Directions for this task
Each record that follows should be repeated exactly, minus any images.

Stored records
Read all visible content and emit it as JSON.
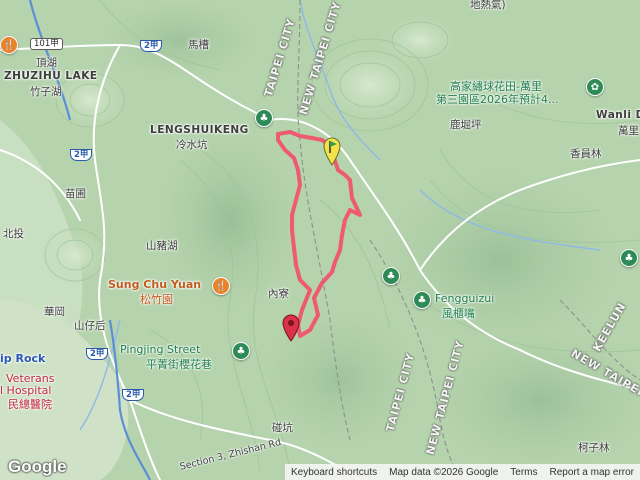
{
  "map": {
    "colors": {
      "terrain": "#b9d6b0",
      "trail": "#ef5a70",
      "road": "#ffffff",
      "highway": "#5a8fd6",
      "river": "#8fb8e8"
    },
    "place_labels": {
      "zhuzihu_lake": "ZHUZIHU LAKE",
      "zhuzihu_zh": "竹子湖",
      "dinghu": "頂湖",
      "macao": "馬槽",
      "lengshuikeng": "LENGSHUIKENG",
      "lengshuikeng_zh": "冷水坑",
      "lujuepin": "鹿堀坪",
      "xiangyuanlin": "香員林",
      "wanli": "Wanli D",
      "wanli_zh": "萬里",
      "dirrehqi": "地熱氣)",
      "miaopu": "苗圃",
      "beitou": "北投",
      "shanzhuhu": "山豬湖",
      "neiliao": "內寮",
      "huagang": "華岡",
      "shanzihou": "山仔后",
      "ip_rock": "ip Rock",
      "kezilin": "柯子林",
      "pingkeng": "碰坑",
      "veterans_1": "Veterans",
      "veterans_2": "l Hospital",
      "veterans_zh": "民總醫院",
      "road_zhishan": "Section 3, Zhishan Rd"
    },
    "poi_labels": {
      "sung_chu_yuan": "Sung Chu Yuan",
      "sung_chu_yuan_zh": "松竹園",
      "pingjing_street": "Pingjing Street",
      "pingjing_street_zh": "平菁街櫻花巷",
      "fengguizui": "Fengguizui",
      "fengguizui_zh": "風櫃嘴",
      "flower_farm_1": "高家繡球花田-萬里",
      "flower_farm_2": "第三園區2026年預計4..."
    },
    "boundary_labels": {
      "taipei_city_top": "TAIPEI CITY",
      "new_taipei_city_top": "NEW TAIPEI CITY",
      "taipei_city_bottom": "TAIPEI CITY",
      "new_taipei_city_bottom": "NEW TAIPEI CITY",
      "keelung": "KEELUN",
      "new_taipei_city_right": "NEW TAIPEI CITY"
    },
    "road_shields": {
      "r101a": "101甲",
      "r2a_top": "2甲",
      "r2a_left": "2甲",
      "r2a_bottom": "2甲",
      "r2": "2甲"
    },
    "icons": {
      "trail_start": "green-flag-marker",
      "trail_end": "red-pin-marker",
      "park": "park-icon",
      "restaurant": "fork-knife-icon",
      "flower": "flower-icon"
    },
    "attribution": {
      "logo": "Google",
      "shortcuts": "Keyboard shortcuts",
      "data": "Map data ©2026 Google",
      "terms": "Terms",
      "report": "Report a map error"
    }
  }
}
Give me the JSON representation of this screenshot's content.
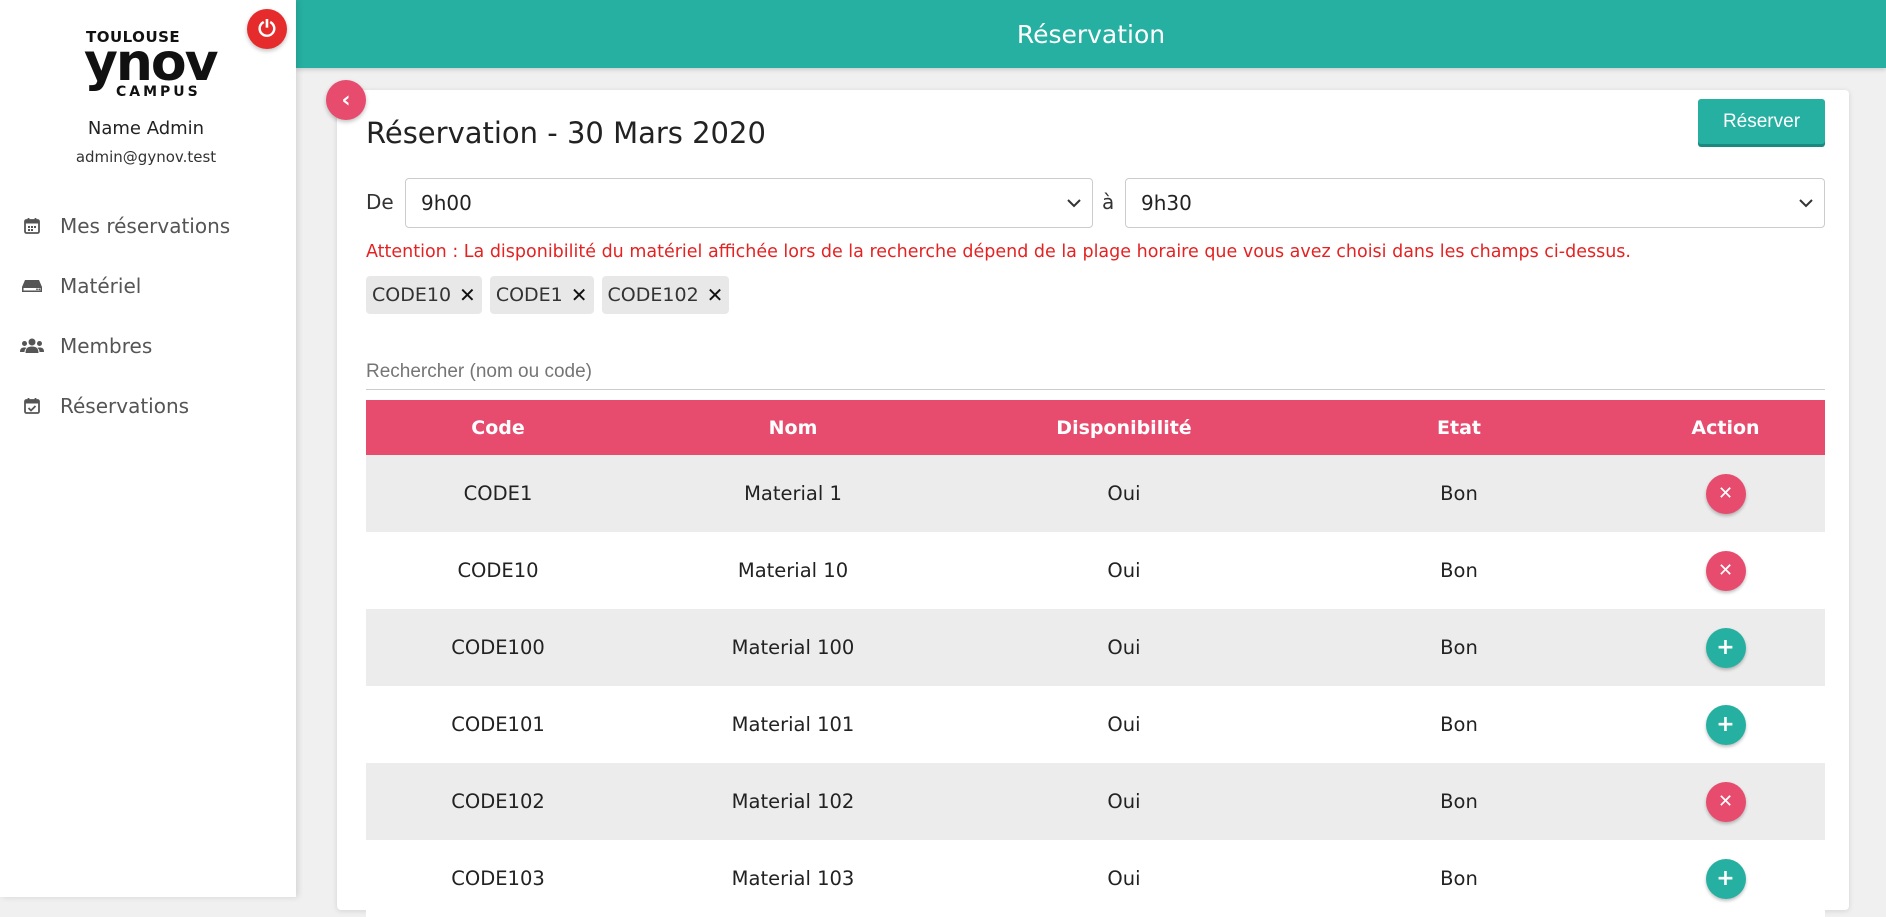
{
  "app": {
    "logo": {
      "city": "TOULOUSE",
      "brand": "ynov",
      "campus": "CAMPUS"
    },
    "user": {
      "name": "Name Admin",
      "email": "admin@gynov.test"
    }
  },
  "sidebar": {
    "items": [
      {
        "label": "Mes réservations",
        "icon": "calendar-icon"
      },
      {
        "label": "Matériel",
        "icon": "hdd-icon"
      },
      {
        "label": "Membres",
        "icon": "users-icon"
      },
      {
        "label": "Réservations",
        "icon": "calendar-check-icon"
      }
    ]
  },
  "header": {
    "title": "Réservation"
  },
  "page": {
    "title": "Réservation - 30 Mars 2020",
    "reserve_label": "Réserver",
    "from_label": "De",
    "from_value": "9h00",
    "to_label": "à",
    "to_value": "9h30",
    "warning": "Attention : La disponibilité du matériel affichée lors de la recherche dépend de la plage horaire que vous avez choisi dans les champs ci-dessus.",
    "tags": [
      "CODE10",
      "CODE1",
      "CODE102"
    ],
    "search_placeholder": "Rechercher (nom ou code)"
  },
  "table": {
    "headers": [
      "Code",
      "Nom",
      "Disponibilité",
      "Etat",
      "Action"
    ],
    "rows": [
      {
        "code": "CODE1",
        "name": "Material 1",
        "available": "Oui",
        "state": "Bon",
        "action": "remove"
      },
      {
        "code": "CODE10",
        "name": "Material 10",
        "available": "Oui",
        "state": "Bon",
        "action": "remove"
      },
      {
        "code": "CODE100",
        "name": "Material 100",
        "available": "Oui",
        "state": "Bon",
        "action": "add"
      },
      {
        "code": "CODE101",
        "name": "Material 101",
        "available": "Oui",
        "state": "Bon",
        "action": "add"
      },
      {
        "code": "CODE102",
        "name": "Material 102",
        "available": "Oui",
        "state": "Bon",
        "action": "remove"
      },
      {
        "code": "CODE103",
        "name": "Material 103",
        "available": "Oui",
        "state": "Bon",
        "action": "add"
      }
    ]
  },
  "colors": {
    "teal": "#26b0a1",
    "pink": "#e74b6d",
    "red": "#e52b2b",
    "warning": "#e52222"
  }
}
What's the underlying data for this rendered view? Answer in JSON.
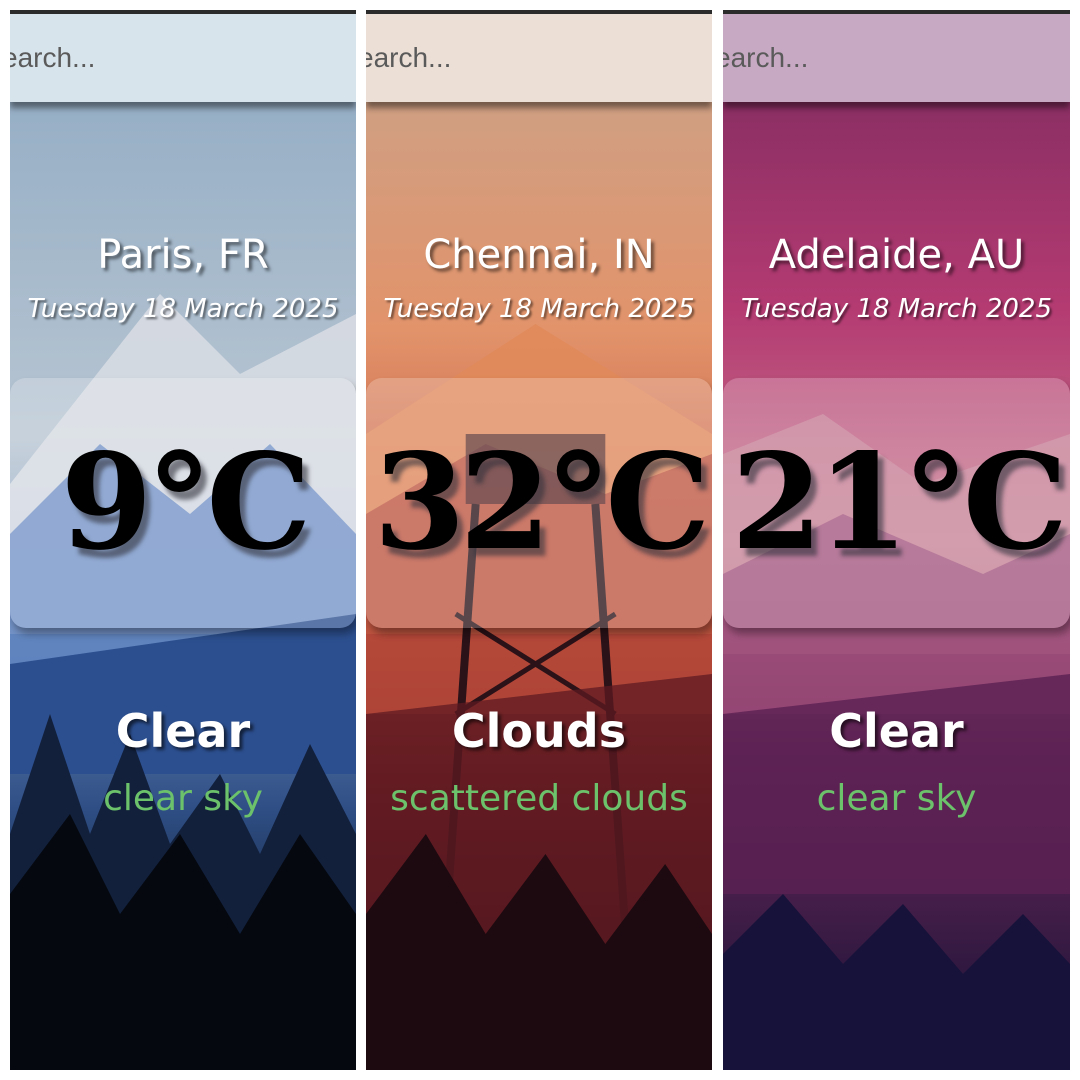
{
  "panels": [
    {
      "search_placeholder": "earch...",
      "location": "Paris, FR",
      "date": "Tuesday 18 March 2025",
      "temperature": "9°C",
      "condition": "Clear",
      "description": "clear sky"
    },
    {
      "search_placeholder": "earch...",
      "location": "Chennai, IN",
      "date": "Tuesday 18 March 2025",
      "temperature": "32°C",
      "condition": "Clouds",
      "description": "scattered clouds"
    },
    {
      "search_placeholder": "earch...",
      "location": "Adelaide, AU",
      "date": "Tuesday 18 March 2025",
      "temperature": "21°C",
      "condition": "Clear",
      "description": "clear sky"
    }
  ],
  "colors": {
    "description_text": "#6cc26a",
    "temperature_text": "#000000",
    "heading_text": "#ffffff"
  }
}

Output
Read all visible content and emit it as JSON.
{
  "map": {
    "colors": {
      "terrain": "#b9d6b0",
      "trail": "#ef5a70",
      "road": "#ffffff",
      "highway": "#5a8fd6",
      "river": "#8fb8e8"
    },
    "place_labels": {
      "zhuzihu_lake": "ZHUZIHU LAKE",
      "zhuzihu_zh": "竹子湖",
      "dinghu": "頂湖",
      "macao": "馬槽",
      "lengshuikeng": "LENGSHUIKENG",
      "lengshuikeng_zh": "冷水坑",
      "lujuepin": "鹿堀坪",
      "xiangyuanlin": "香員林",
      "wanli": "Wanli D",
      "wanli_zh": "萬里",
      "dirrehqi": "地熱氣)",
      "miaopu": "苗圃",
      "beitou": "北投",
      "shanzhuhu": "山豬湖",
      "neiliao": "內寮",
      "huagang": "華岡",
      "shanzihou": "山仔后",
      "ip_rock": "ip Rock",
      "kezilin": "柯子林",
      "pingkeng": "碰坑",
      "veterans_1": "Veterans",
      "veterans_2": "l Hospital",
      "veterans_zh": "民總醫院",
      "road_zhishan": "Section 3, Zhishan Rd"
    },
    "poi_labels": {
      "sung_chu_yuan": "Sung Chu Yuan",
      "sung_chu_yuan_zh": "松竹園",
      "pingjing_street": "Pingjing Street",
      "pingjing_street_zh": "平菁街櫻花巷",
      "fengguizui": "Fengguizui",
      "fengguizui_zh": "風櫃嘴",
      "flower_farm_1": "高家繡球花田-萬里",
      "flower_farm_2": "第三園區2026年預計4..."
    },
    "boundary_labels": {
      "taipei_city_top": "TAIPEI CITY",
      "new_taipei_city_top": "NEW TAIPEI CITY",
      "taipei_city_bottom": "TAIPEI CITY",
      "new_taipei_city_bottom": "NEW TAIPEI CITY",
      "keelung": "KEELUN",
      "new_taipei_city_right": "NEW TAIPEI CITY"
    },
    "road_shields": {
      "r101a": "101甲",
      "r2a_top": "2甲",
      "r2a_left": "2甲",
      "r2a_bottom": "2甲",
      "r2": "2甲"
    },
    "icons": {
      "trail_start": "green-flag-marker",
      "trail_end": "red-pin-marker",
      "park": "park-icon",
      "restaurant": "fork-knife-icon",
      "flower": "flower-icon"
    },
    "attribution": {
      "logo": "Google",
      "shortcuts": "Keyboard shortcuts",
      "data": "Map data ©2026 Google",
      "terms": "Terms",
      "report": "Report a map error"
    }
  }
}
Give me the JSON representation of this screenshot's content.
{
  "app": {
    "logo": {
      "city": "TOULOUSE",
      "brand": "ynov",
      "campus": "CAMPUS"
    },
    "user": {
      "name": "Name Admin",
      "email": "admin@gynov.test"
    }
  },
  "sidebar": {
    "items": [
      {
        "label": "Mes réservations",
        "icon": "calendar-icon"
      },
      {
        "label": "Matériel",
        "icon": "hdd-icon"
      },
      {
        "label": "Membres",
        "icon": "users-icon"
      },
      {
        "label": "Réservations",
        "icon": "calendar-check-icon"
      }
    ]
  },
  "header": {
    "title": "Réservation"
  },
  "page": {
    "title": "Réservation - 30 Mars 2020",
    "reserve_label": "Réserver",
    "from_label": "De",
    "from_value": "9h00",
    "to_label": "à",
    "to_value": "9h30",
    "warning": "Attention : La disponibilité du matériel affichée lors de la recherche dépend de la plage horaire que vous avez choisi dans les champs ci-dessus.",
    "tags": [
      "CODE10",
      "CODE1",
      "CODE102"
    ],
    "search_placeholder": "Rechercher (nom ou code)"
  },
  "table": {
    "headers": [
      "Code",
      "Nom",
      "Disponibilité",
      "Etat",
      "Action"
    ],
    "rows": [
      {
        "code": "CODE1",
        "name": "Material 1",
        "available": "Oui",
        "state": "Bon",
        "action": "remove"
      },
      {
        "code": "CODE10",
        "name": "Material 10",
        "available": "Oui",
        "state": "Bon",
        "action": "remove"
      },
      {
        "code": "CODE100",
        "name": "Material 100",
        "available": "Oui",
        "state": "Bon",
        "action": "add"
      },
      {
        "code": "CODE101",
        "name": "Material 101",
        "available": "Oui",
        "state": "Bon",
        "action": "add"
      },
      {
        "code": "CODE102",
        "name": "Material 102",
        "available": "Oui",
        "state": "Bon",
        "action": "remove"
      },
      {
        "code": "CODE103",
        "name": "Material 103",
        "available": "Oui",
        "state": "Bon",
        "action": "add"
      }
    ]
  },
  "colors": {
    "teal": "#26b0a1",
    "pink": "#e74b6d",
    "red": "#e52b2b",
    "warning": "#e52222"
  }
}
What's the underlying data for this rendered view? Answer in JSON.
{
  "panels": [
    {
      "search_placeholder": "earch...",
      "location": "Paris, FR",
      "date": "Tuesday 18 March 2025",
      "temperature": "9°C",
      "condition": "Clear",
      "description": "clear sky"
    },
    {
      "search_placeholder": "earch...",
      "location": "Chennai, IN",
      "date": "Tuesday 18 March 2025",
      "temperature": "32°C",
      "condition": "Clouds",
      "description": "scattered clouds"
    },
    {
      "search_placeholder": "earch...",
      "location": "Adelaide, AU",
      "date": "Tuesday 18 March 2025",
      "temperature": "21°C",
      "condition": "Clear",
      "description": "clear sky"
    }
  ],
  "colors": {
    "description_text": "#6cc26a",
    "temperature_text": "#000000",
    "heading_text": "#ffffff"
  }
}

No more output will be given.